Image-based layout entries:
####################
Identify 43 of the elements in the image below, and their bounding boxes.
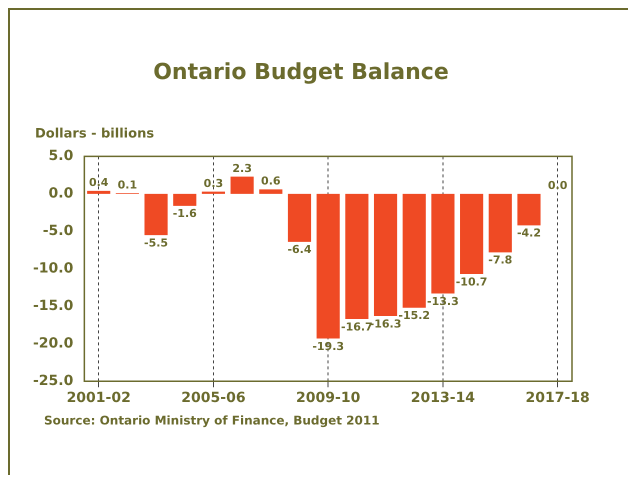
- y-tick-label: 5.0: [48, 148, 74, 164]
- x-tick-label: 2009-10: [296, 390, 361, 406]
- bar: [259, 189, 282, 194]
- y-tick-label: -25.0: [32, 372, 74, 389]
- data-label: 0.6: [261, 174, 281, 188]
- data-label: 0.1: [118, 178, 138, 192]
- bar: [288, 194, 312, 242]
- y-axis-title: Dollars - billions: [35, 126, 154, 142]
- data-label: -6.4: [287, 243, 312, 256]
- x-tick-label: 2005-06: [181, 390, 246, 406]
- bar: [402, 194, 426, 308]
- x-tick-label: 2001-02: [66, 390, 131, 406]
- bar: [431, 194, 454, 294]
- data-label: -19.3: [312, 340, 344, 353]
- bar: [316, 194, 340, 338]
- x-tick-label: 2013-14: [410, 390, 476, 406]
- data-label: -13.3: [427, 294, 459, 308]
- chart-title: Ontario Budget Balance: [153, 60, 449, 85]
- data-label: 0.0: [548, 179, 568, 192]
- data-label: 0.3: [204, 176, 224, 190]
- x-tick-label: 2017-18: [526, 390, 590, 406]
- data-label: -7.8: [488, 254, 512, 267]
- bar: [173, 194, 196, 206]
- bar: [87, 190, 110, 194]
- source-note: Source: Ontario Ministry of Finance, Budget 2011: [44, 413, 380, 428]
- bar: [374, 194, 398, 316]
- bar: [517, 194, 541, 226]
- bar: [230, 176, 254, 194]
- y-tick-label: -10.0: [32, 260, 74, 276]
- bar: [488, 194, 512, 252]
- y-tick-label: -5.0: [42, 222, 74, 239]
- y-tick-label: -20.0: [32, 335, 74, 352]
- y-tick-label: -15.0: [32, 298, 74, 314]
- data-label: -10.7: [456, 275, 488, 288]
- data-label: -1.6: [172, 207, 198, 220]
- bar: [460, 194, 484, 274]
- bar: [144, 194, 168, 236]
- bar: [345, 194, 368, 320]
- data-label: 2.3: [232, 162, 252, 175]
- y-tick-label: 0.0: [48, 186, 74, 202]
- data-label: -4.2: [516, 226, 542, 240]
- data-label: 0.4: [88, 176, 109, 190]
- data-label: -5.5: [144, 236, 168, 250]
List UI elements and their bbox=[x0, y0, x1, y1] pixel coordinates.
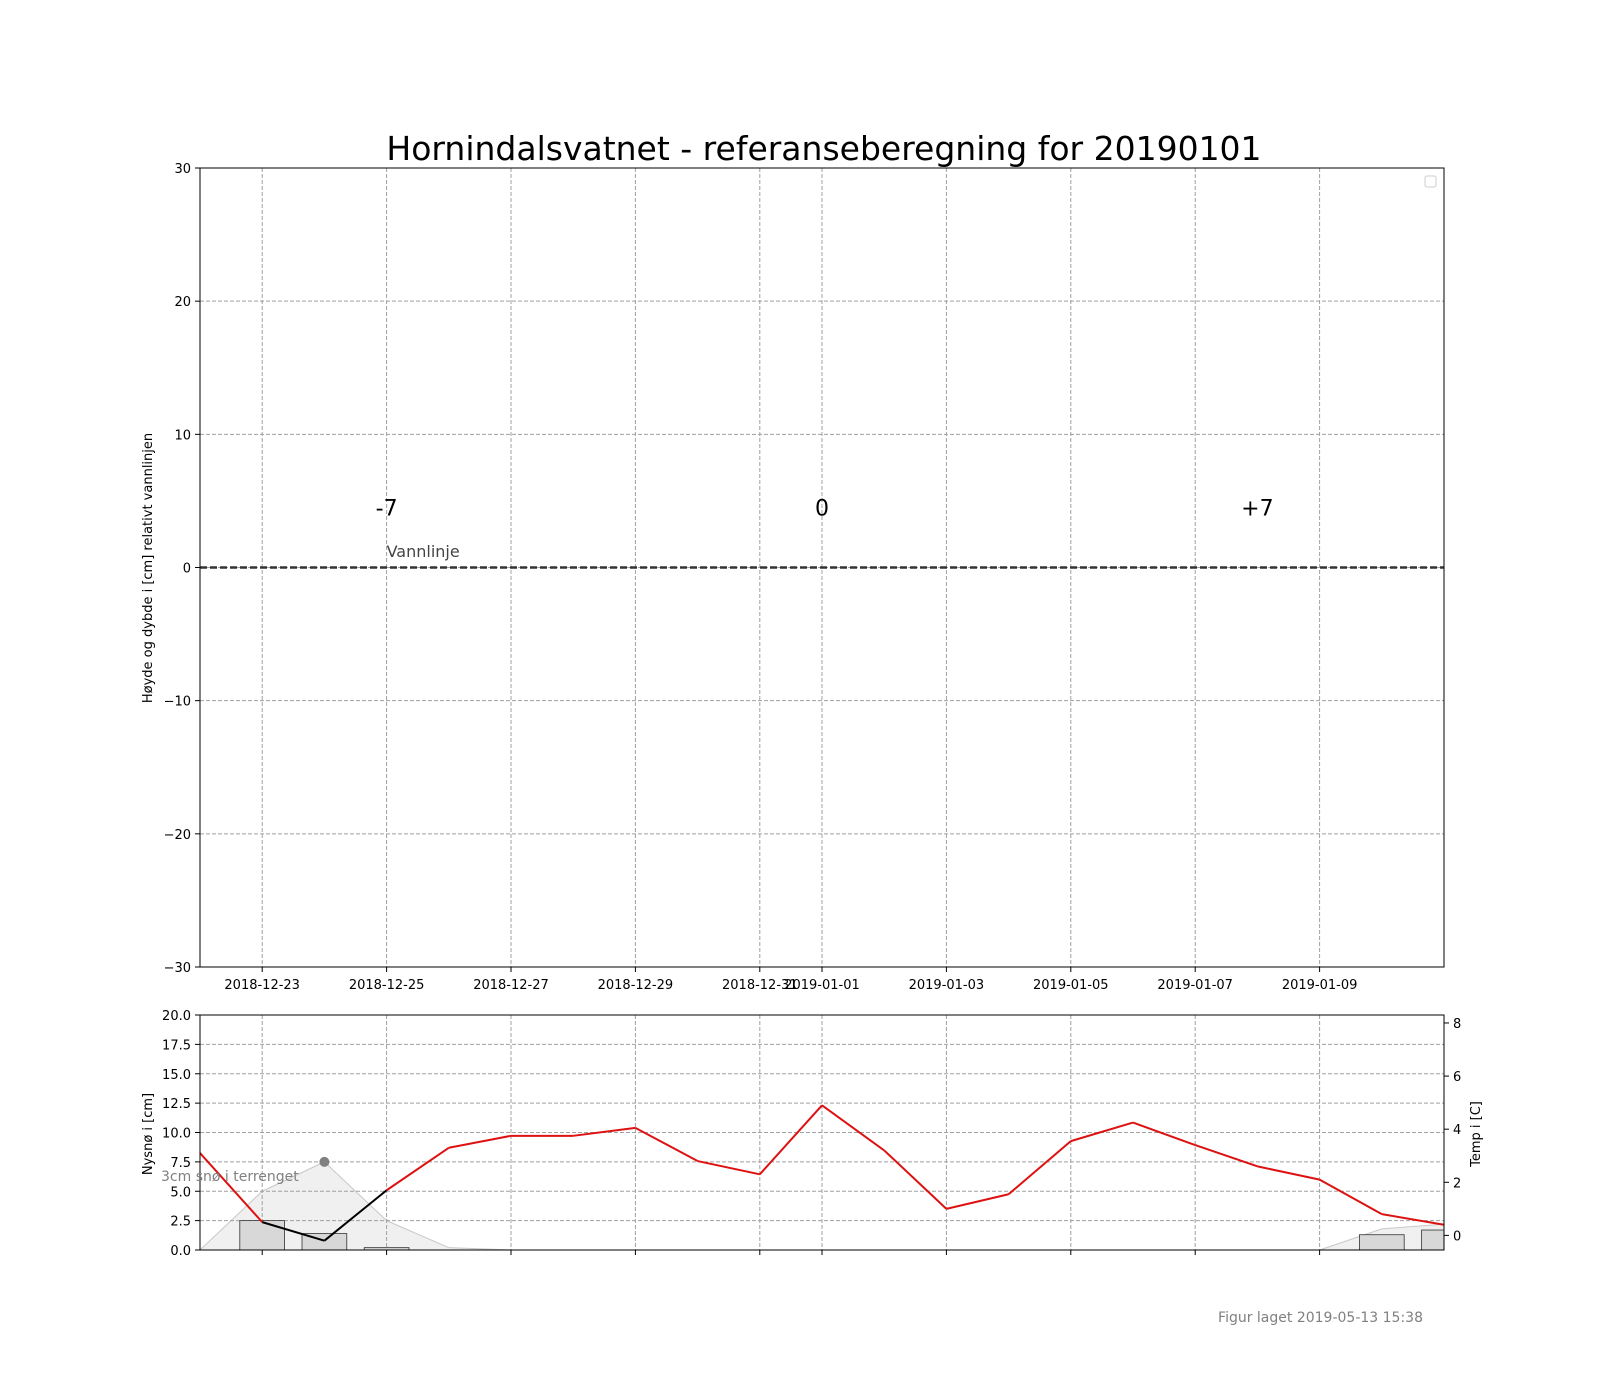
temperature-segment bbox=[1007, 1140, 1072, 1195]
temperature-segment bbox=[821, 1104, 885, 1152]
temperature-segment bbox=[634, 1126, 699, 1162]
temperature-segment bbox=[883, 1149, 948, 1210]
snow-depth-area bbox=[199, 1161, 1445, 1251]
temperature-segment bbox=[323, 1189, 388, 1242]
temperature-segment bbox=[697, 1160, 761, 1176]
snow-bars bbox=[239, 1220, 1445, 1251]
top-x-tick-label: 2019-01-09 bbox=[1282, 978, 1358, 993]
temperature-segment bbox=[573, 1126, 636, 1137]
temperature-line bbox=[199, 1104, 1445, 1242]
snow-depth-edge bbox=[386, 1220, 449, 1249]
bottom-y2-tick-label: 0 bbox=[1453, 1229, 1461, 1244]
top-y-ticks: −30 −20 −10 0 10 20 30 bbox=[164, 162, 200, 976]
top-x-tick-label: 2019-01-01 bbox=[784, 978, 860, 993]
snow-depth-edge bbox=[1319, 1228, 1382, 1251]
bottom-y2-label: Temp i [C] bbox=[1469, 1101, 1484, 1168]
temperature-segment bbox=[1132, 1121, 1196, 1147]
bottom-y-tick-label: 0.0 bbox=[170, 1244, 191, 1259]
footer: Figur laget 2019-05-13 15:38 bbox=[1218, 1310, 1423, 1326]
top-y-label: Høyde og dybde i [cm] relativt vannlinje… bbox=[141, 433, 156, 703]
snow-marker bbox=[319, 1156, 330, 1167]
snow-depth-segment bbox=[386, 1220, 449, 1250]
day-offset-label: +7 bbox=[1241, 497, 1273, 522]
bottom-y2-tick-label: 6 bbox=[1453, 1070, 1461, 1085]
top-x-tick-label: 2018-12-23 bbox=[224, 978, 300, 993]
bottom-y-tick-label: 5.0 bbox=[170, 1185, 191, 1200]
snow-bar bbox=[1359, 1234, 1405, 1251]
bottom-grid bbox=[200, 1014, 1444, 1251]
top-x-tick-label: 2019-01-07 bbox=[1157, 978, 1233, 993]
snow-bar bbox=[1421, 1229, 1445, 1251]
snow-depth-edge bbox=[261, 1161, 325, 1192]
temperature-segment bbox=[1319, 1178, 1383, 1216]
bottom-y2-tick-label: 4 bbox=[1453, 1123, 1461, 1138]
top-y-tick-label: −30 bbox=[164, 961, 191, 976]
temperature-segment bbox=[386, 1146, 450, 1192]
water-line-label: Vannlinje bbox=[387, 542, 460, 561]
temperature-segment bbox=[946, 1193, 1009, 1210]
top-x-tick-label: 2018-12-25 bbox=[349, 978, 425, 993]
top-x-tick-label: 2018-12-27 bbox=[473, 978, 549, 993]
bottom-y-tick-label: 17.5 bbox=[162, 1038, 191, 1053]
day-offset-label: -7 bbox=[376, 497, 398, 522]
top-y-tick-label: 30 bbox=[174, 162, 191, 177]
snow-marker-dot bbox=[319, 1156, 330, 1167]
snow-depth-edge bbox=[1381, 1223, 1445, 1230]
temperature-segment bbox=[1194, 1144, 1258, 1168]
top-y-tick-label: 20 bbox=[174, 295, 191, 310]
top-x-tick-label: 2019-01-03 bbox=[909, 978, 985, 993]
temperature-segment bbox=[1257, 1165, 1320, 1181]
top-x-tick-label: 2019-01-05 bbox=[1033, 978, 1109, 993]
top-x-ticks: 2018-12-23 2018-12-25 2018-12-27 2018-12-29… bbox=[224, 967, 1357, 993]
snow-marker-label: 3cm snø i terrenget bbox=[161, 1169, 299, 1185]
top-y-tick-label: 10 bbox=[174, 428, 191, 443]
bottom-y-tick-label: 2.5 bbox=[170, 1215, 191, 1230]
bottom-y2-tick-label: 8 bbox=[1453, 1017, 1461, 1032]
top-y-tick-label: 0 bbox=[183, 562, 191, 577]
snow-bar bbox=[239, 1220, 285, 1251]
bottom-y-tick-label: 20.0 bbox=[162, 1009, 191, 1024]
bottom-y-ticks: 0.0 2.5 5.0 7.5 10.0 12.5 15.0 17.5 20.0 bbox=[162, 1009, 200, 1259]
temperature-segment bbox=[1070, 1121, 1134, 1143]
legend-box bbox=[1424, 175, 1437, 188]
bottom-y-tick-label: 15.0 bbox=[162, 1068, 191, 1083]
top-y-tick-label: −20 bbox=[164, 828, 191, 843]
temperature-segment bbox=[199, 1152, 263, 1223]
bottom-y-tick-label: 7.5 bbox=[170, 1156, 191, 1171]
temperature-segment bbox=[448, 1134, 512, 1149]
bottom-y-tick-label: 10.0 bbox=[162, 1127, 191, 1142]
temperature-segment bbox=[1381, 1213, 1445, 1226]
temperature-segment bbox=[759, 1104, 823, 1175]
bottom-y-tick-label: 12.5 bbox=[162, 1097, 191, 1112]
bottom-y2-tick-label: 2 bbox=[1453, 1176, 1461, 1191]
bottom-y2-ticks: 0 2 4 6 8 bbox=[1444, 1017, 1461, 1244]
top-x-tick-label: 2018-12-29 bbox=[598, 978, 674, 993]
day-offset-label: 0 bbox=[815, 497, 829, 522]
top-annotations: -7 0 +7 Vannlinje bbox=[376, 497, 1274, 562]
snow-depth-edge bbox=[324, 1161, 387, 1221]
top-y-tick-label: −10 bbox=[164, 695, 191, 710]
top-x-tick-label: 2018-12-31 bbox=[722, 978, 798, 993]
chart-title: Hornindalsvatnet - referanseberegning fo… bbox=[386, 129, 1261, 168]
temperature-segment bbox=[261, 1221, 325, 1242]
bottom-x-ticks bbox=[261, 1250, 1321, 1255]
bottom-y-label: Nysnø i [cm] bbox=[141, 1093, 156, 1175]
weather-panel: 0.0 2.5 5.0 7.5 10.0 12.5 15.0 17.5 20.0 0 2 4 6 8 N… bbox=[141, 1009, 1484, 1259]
####################
WHAT IS EXPECTED »
Duplicate the lines of the material starting with the line containing "temperature-segment bbox=[1007, 1140, 1072, 1195]" and going on through the line containing "snow-depth-segment bbox=[386, 1220, 449, 1250]".

RESPONSE »
temperature-segment bbox=[1007, 1140, 1072, 1195]
temperature-segment bbox=[821, 1104, 885, 1152]
temperature-segment bbox=[634, 1126, 699, 1162]
temperature-segment bbox=[883, 1149, 948, 1210]
snow-depth-area bbox=[199, 1161, 1445, 1251]
temperature-segment bbox=[323, 1189, 388, 1242]
temperature-segment bbox=[697, 1160, 761, 1176]
snow-bars bbox=[239, 1220, 1445, 1251]
top-x-tick-label: 2019-01-09 bbox=[1282, 978, 1358, 993]
temperature-segment bbox=[573, 1126, 636, 1137]
temperature-line bbox=[199, 1104, 1445, 1242]
snow-depth-edge bbox=[386, 1220, 449, 1249]
bottom-y2-tick-label: 0 bbox=[1453, 1229, 1461, 1244]
top-y-ticks: −30 −20 −10 0 10 20 30 bbox=[164, 162, 200, 976]
top-x-tick-label: 2019-01-01 bbox=[784, 978, 860, 993]
snow-depth-edge bbox=[1319, 1228, 1382, 1251]
bottom-y2-label: Temp i [C] bbox=[1469, 1101, 1484, 1168]
temperature-segment bbox=[1132, 1121, 1196, 1147]
bottom-y-tick-label: 0.0 bbox=[170, 1244, 191, 1259]
footer: Figur laget 2019-05-13 15:38 bbox=[1218, 1310, 1423, 1326]
top-y-label: Høyde og dybde i [cm] relativt vannlinje… bbox=[141, 433, 156, 703]
snow-marker bbox=[319, 1156, 330, 1167]
snow-depth-segment bbox=[386, 1220, 449, 1250]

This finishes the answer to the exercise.